- [The exercise]:
Pull every line holding the string "dniu" from the records below.

— start of Materials provided —

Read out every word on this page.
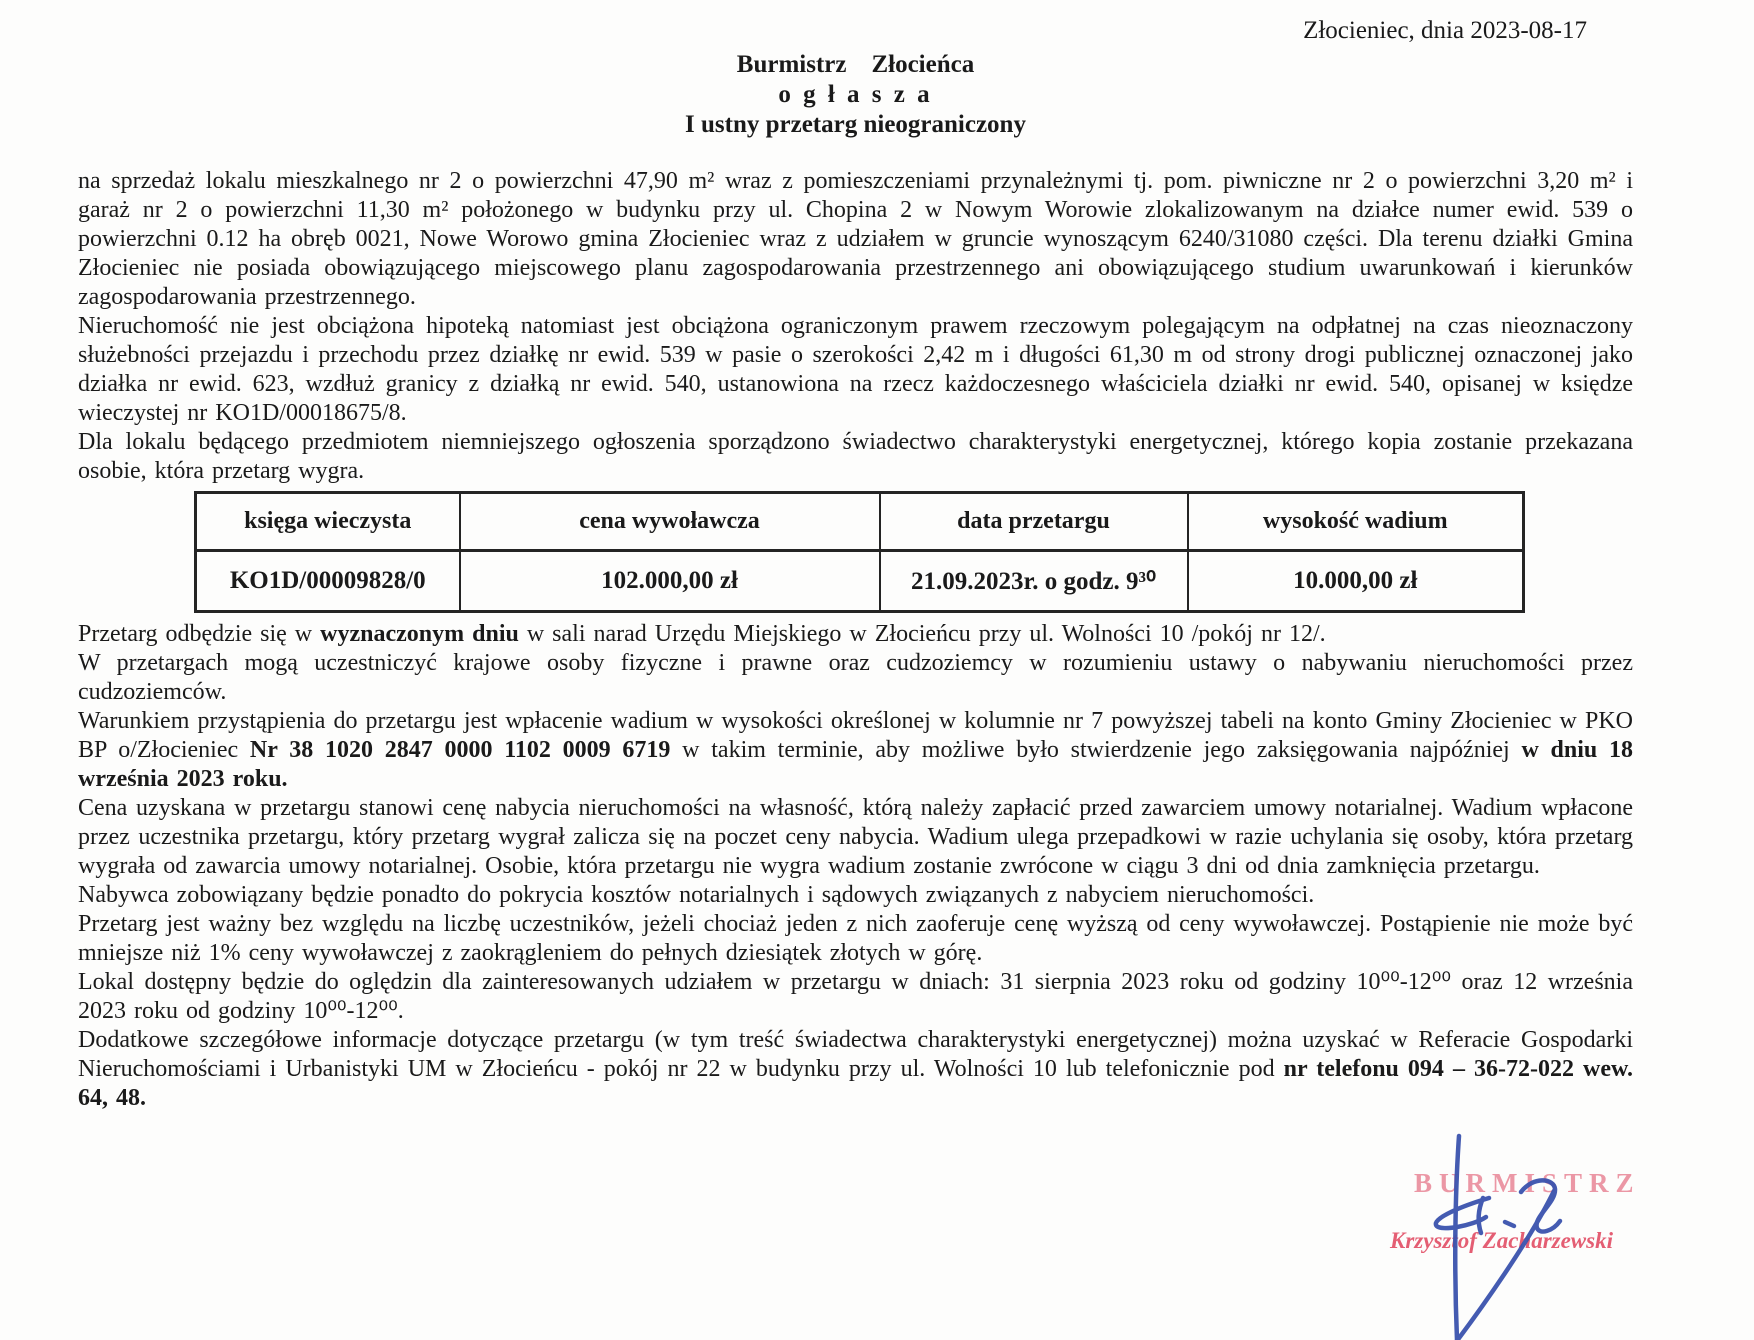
Złocieniec, dnia 2023-08-17
Burmistrz    Złocieńca
o g ł a s z a
I ustny przetarg nieograniczony

na sprzedaż lokalu mieszkalnego nr 2 o powierzchni 47,90 m² wraz z pomieszczeniami przynależnymi tj. pom. piwniczne nr 2 o powierzchni 3,20 m² i garaż nr 2 o powierzchni 11,30 m² położonego w budynku przy ul. Chopina 2 w Nowym Worowie zlokalizowanym na działce numer ewid. 539 o powierzchni 0.12 ha obręb 0021, Nowe Worowo gmina Złocieniec wraz z udziałem w gruncie wynoszącym 6240/31080 części. Dla terenu działki Gmina Złocieniec nie posiada obowiązującego miejscowego planu zagospodarowania przestrzennego ani obowiązującego studium uwarunkowań i kierunków zagospodarowania przestrzennego.

Nieruchomość nie jest obciążona hipoteką natomiast jest obciążona ograniczonym prawem rzeczowym polegającym na odpłatnej na czas nieoznaczony służebności przejazdu i przechodu przez działkę nr ewid. 539 w pasie o szerokości 2,42 m i długości 61,30 m od strony drogi publicznej oznaczonej jako działka nr ewid. 623, wzdłuż granicy z działką nr ewid. 540, ustanowiona na rzecz każdoczesnego właściciela działki nr ewid. 540, opisanej w księdze wieczystej nr KO1D/00018675/8.

Dla lokalu będącego przedmiotem niemniejszego ogłoszenia sporządzono świadectwo charakterystyki energetycznej, którego kopia zostanie przekazana osobie, która przetarg wygra.

księga wieczysta	cena wywoławcza	data przetargu	wysokość wadium
KO1D/00009828/0	102.000,00 zł	21.09.2023r. o godz. 9³⁰	10.000,00 zł

Przetarg odbędzie się w wyznaczonym dniu w sali narad Urzędu Miejskiego w Złocieńcu przy ul. Wolności 10 /pokój nr 12/.

W przetargach mogą uczestniczyć krajowe osoby fizyczne i prawne oraz cudzoziemcy w rozumieniu ustawy o nabywaniu nieruchomości przez cudzoziemców.

Warunkiem przystąpienia do przetargu jest wpłacenie wadium w wysokości określonej w kolumnie nr 7 powyższej tabeli na konto Gminy Złocieniec w PKO BP o/Złocieniec Nr 38 1020 2847 0000 1102 0009 6719 w takim terminie, aby możliwe było stwierdzenie jego zaksięgowania najpóźniej w dniu 18 września 2023 roku.

Cena uzyskana w przetargu stanowi cenę nabycia nieruchomości na własność, którą należy zapłacić przed zawarciem umowy notarialnej. Wadium wpłacone przez uczestnika przetargu, który przetarg wygrał zalicza się na poczet ceny nabycia. Wadium ulega przepadkowi w razie uchylania się osoby, która przetarg wygrała od zawarcia umowy notarialnej. Osobie, która przetargu nie wygra wadium zostanie zwrócone w ciągu 3 dni od dnia zamknięcia przetargu.

Nabywca zobowiązany będzie ponadto do pokrycia kosztów notarialnych i sądowych związanych z nabyciem nieruchomości.

Przetarg jest ważny bez względu na liczbę uczestników, jeżeli chociaż jeden z nich zaoferuje cenę wyższą od ceny wywoławczej. Postąpienie nie może być mniejsze niż 1% ceny wywoławczej z zaokrągleniem do pełnych dziesiątek złotych w górę.

Lokal dostępny będzie do oględzin dla zainteresowanych udziałem w przetargu w dniach: 31 sierpnia 2023 roku od godziny 10⁰⁰-12⁰⁰ oraz 12 września 2023 roku od godziny 10⁰⁰-12⁰⁰.

Dodatkowe szczegółowe informacje dotyczące przetargu (w tym treść świadectwa charakterystyki energetycznej) można uzyskać w Referacie Gospodarki Nieruchomościami i Urbanistyki UM w Złocieńcu - pokój nr 22 w budynku przy ul. Wolności 10 lub telefonicznie pod nr telefonu 094 – 36-72-022 wew. 64, 48.

BURMISTRZ
Krzysztof Zacharzewski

— end of Materials provided —

- [Finished task]:
Przetarg odbędzie się w wyznaczonym dniu w sali narad Urzędu Miejskiego w Złocieńcu przy ul. Wolności 10 /pokój nr 12/.
Warunkiem przystąpienia do przetargu jest wpłacenie wadium w wysokości określonej w kolumnie nr 7 powyższej tabeli na konto Gminy Złocieniec w PKO BP o/Złocieniec Nr 38 1020 2847 0000 1102 0009 6719 w takim terminie, aby możliwe było stwierdzenie jego zaksięgowania najpóźniej w dniu 18 września 2023 roku.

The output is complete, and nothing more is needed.